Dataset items

— begin —

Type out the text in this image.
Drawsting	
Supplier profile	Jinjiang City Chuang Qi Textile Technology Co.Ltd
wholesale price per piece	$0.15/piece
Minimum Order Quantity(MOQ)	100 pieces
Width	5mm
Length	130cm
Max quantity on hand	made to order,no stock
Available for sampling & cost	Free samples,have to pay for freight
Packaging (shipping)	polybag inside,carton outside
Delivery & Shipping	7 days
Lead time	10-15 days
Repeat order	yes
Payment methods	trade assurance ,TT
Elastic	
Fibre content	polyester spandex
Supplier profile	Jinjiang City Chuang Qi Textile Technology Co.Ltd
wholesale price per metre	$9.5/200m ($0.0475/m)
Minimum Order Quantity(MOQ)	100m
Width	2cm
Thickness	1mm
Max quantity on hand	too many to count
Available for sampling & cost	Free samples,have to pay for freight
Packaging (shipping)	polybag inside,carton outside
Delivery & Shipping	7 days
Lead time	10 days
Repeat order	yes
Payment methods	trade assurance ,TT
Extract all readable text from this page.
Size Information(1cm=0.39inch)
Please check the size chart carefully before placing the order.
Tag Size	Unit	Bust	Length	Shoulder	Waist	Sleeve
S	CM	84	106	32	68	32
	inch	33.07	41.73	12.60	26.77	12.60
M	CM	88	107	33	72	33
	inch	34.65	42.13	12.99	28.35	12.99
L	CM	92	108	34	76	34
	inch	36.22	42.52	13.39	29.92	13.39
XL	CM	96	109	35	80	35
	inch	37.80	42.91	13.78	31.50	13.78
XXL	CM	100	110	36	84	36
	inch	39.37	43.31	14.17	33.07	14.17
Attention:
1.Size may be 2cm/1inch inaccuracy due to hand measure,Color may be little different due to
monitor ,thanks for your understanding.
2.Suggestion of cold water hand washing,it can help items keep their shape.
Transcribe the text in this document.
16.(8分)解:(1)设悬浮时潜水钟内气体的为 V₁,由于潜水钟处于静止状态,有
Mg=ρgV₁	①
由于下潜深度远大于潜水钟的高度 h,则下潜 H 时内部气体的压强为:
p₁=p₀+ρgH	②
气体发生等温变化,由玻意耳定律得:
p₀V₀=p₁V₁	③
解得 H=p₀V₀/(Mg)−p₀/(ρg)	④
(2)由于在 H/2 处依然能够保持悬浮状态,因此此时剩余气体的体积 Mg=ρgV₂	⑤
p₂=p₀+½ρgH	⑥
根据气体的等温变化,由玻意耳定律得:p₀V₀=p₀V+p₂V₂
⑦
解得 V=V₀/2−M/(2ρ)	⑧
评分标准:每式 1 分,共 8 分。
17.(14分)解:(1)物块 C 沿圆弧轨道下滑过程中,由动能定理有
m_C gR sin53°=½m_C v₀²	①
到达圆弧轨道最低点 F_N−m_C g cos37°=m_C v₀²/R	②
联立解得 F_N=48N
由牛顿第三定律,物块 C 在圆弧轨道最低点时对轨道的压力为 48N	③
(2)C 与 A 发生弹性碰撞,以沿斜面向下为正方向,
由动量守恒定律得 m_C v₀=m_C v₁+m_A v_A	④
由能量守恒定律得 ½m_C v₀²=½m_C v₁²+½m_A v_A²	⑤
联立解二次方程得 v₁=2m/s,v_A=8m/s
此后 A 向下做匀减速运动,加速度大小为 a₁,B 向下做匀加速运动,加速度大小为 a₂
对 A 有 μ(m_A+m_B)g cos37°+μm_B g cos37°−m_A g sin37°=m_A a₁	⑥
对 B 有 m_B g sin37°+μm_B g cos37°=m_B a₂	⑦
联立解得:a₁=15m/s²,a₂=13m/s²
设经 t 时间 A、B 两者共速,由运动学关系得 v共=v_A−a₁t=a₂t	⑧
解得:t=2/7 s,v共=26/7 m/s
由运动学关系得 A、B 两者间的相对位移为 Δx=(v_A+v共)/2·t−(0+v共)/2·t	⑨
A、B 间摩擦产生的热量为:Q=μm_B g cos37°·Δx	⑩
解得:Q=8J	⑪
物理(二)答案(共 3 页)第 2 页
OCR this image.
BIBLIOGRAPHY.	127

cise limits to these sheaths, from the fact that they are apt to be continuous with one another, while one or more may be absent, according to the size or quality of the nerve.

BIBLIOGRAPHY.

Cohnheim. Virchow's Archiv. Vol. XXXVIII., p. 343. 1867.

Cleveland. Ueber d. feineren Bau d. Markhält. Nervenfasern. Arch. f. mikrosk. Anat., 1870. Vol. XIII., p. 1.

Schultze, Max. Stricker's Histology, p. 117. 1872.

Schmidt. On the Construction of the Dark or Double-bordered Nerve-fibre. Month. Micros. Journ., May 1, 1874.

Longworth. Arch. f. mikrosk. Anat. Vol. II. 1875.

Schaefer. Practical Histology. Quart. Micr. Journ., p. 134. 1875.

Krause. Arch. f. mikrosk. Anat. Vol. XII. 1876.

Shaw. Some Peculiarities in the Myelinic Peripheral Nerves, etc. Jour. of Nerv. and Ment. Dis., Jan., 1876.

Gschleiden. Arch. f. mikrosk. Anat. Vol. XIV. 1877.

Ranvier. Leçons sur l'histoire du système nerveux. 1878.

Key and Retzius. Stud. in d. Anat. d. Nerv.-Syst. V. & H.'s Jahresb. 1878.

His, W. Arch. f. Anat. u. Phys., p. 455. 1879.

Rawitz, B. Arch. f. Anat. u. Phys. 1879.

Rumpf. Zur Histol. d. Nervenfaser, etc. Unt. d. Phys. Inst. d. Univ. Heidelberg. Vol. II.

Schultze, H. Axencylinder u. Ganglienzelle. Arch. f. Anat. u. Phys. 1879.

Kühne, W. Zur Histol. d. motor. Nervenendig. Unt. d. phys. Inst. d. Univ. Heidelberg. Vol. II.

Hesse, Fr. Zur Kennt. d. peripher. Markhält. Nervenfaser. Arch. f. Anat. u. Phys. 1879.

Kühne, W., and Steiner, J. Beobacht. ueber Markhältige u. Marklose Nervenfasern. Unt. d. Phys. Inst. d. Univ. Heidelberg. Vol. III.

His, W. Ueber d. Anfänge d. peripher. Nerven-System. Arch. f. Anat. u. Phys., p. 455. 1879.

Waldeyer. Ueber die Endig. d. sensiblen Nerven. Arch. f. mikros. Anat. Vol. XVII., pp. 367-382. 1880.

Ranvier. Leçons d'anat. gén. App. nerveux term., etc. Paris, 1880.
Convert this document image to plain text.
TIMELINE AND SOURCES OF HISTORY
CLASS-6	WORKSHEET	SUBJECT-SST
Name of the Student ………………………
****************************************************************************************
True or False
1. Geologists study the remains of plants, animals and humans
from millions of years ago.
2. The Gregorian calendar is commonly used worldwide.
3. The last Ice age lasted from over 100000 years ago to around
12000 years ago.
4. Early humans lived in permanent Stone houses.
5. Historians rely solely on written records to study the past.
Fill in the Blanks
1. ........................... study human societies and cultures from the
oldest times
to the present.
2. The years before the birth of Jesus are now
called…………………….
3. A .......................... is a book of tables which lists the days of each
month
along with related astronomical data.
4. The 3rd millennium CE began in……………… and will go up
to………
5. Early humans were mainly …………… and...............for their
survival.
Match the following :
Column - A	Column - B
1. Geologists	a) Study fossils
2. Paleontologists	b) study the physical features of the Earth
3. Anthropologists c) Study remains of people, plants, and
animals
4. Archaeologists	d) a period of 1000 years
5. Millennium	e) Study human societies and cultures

— end —

**Exercise directions**
Every line above needs to be retyped exactly.

**Solution for this exercise**
Type out the text in this image.
Drawsting	
Supplier profile	Jinjiang City Chuang Qi Textile Technology Co.Ltd
wholesale price per piece	$0.15/piece
Minimum Order Quantity(MOQ)	100 pieces
Width	5mm
Length	130cm
Max quantity on hand	made to order,no stock
Available for sampling & cost	Free samples,have to pay for freight
Packaging (shipping)	polybag inside,carton outside
Delivery & Shipping	7 days
Lead time	10-15 days
Repeat order	yes
Payment methods	trade assurance ,TT
Elastic	
Fibre content	polyester spandex
Supplier profile	Jinjiang City Chuang Qi Textile Technology Co.Ltd
wholesale price per metre	$9.5/200m ($0.0475/m)
Minimum Order Quantity(MOQ)	100m
Width	2cm
Thickness	1mm
Max quantity on hand	too many to count
Available for sampling & cost	Free samples,have to pay for freight
Packaging (shipping)	polybag inside,carton outside
Delivery & Shipping	7 days
Lead time	10 days
Repeat order	yes
Payment methods	trade assurance ,TT
Extract all readable text from this page.
Size Information(1cm=0.39inch)
Please check the size chart carefully before placing the order.
Tag Size	Unit	Bust	Length	Shoulder	Waist	Sleeve
S	CM	84	106	32	68	32
	inch	33.07	41.73	12.60	26.77	12.60
M	CM	88	107	33	72	33
	inch	34.65	42.13	12.99	28.35	12.99
L	CM	92	108	34	76	34
	inch	36.22	42.52	13.39	29.92	13.39
XL	CM	96	109	35	80	35
	inch	37.80	42.91	13.78	31.50	13.78
XXL	CM	100	110	36	84	36
	inch	39.37	43.31	14.17	33.07	14.17
Attention:
1.Size may be 2cm/1inch inaccuracy due to hand measure,Color may be little different due to
monitor ,thanks for your understanding.
2.Suggestion of cold water hand washing,it can help items keep their shape.
Transcribe the text in this document.
16.(8分)解:(1)设悬浮时潜水钟内气体的为 V₁,由于潜水钟处于静止状态,有
Mg=ρgV₁	①
由于下潜深度远大于潜水钟的高度 h,则下潜 H 时内部气体的压强为:
p₁=p₀+ρgH	②
气体发生等温变化,由玻意耳定律得:
p₀V₀=p₁V₁	③
解得 H=p₀V₀/(Mg)−p₀/(ρg)	④
(2)由于在 H/2 处依然能够保持悬浮状态,因此此时剩余气体的体积 Mg=ρgV₂	⑤
p₂=p₀+½ρgH	⑥
根据气体的等温变化,由玻意耳定律得:p₀V₀=p₀V+p₂V₂
⑦
解得 V=V₀/2−M/(2ρ)	⑧
评分标准:每式 1 分,共 8 分。
17.(14分)解:(1)物块 C 沿圆弧轨道下滑过程中,由动能定理有
m_C gR sin53°=½m_C v₀²	①
到达圆弧轨道最低点 F_N−m_C g cos37°=m_C v₀²/R	②
联立解得 F_N=48N
由牛顿第三定律,物块 C 在圆弧轨道最低点时对轨道的压力为 48N	③
(2)C 与 A 发生弹性碰撞,以沿斜面向下为正方向,
由动量守恒定律得 m_C v₀=m_C v₁+m_A v_A	④
由能量守恒定律得 ½m_C v₀²=½m_C v₁²+½m_A v_A²	⑤
联立解二次方程得 v₁=2m/s,v_A=8m/s
此后 A 向下做匀减速运动,加速度大小为 a₁,B 向下做匀加速运动,加速度大小为 a₂
对 A 有 μ(m_A+m_B)g cos37°+μm_B g cos37°−m_A g sin37°=m_A a₁	⑥
对 B 有 m_B g sin37°+μm_B g cos37°=m_B a₂	⑦
联立解得:a₁=15m/s²,a₂=13m/s²
设经 t 时间 A、B 两者共速,由运动学关系得 v共=v_A−a₁t=a₂t	⑧
解得:t=2/7 s,v共=26/7 m/s
由运动学关系得 A、B 两者间的相对位移为 Δx=(v_A+v共)/2·t−(0+v共)/2·t	⑨
A、B 间摩擦产生的热量为:Q=μm_B g cos37°·Δx	⑩
解得:Q=8J	⑪
物理(二)答案(共 3 页)第 2 页
OCR this image.
BIBLIOGRAPHY.	127

cise limits to these sheaths, from the fact that they are apt to be continuous with one another, while one or more may be absent, according to the size or quality of the nerve.

BIBLIOGRAPHY.

Cohnheim. Virchow's Archiv. Vol. XXXVIII., p. 343. 1867.

Cleveland. Ueber d. feineren Bau d. Markhält. Nervenfasern. Arch. f. mikrosk. Anat., 1870. Vol. XIII., p. 1.

Schultze, Max. Stricker's Histology, p. 117. 1872.

Schmidt. On the Construction of the Dark or Double-bordered Nerve-fibre. Month. Micros. Journ., May 1, 1874.

Longworth. Arch. f. mikrosk. Anat. Vol. II. 1875.

Schaefer. Practical Histology. Quart. Micr. Journ., p. 134. 1875.

Krause. Arch. f. mikrosk. Anat. Vol. XII. 1876.

Shaw. Some Peculiarities in the Myelinic Peripheral Nerves, etc. Jour. of Nerv. and Ment. Dis., Jan., 1876.

Gschleiden. Arch. f. mikrosk. Anat. Vol. XIV. 1877.

Ranvier. Leçons sur l'histoire du système nerveux. 1878.

Key and Retzius. Stud. in d. Anat. d. Nerv.-Syst. V. & H.'s Jahresb. 1878.

His, W. Arch. f. Anat. u. Phys., p. 455. 1879.

Rawitz, B. Arch. f. Anat. u. Phys. 1879.

Rumpf. Zur Histol. d. Nervenfaser, etc. Unt. d. Phys. Inst. d. Univ. Heidelberg. Vol. II.

Schultze, H. Axencylinder u. Ganglienzelle. Arch. f. Anat. u. Phys. 1879.

Kühne, W. Zur Histol. d. motor. Nervenendig. Unt. d. phys. Inst. d. Univ. Heidelberg. Vol. II.

Hesse, Fr. Zur Kennt. d. peripher. Markhält. Nervenfaser. Arch. f. Anat. u. Phys. 1879.

Kühne, W., and Steiner, J. Beobacht. ueber Markhältige u. Marklose Nervenfasern. Unt. d. Phys. Inst. d. Univ. Heidelberg. Vol. III.

His, W. Ueber d. Anfänge d. peripher. Nerven-System. Arch. f. Anat. u. Phys., p. 455. 1879.

Waldeyer. Ueber die Endig. d. sensiblen Nerven. Arch. f. mikros. Anat. Vol. XVII., pp. 367-382. 1880.

Ranvier. Leçons d'anat. gén. App. nerveux term., etc. Paris, 1880.
Convert this document image to plain text.
TIMELINE AND SOURCES OF HISTORY
CLASS-6	WORKSHEET	SUBJECT-SST
Name of the Student ………………………
****************************************************************************************
True or False
1. Geologists study the remains of plants, animals and humans
from millions of years ago.
2. The Gregorian calendar is commonly used worldwide.
3. The last Ice age lasted from over 100000 years ago to around
12000 years ago.
4. Early humans lived in permanent Stone houses.
5. Historians rely solely on written records to study the past.
Fill in the Blanks
1. ........................... study human societies and cultures from the
oldest times
to the present.
2. The years before the birth of Jesus are now
called…………………….
3. A .......................... is a book of tables which lists the days of each
month
along with related astronomical data.
4. The 3rd millennium CE began in……………… and will go up
to………
5. Early humans were mainly …………… and...............for their
survival.
Match the following :
Column - A	Column - B
1. Geologists	a) Study fossils
2. Paleontologists	b) study the physical features of the Earth
3. Anthropologists c) Study remains of people, plants, and
animals
4. Archaeologists	d) a period of 1000 years
5. Millennium	e) Study human societies and cultures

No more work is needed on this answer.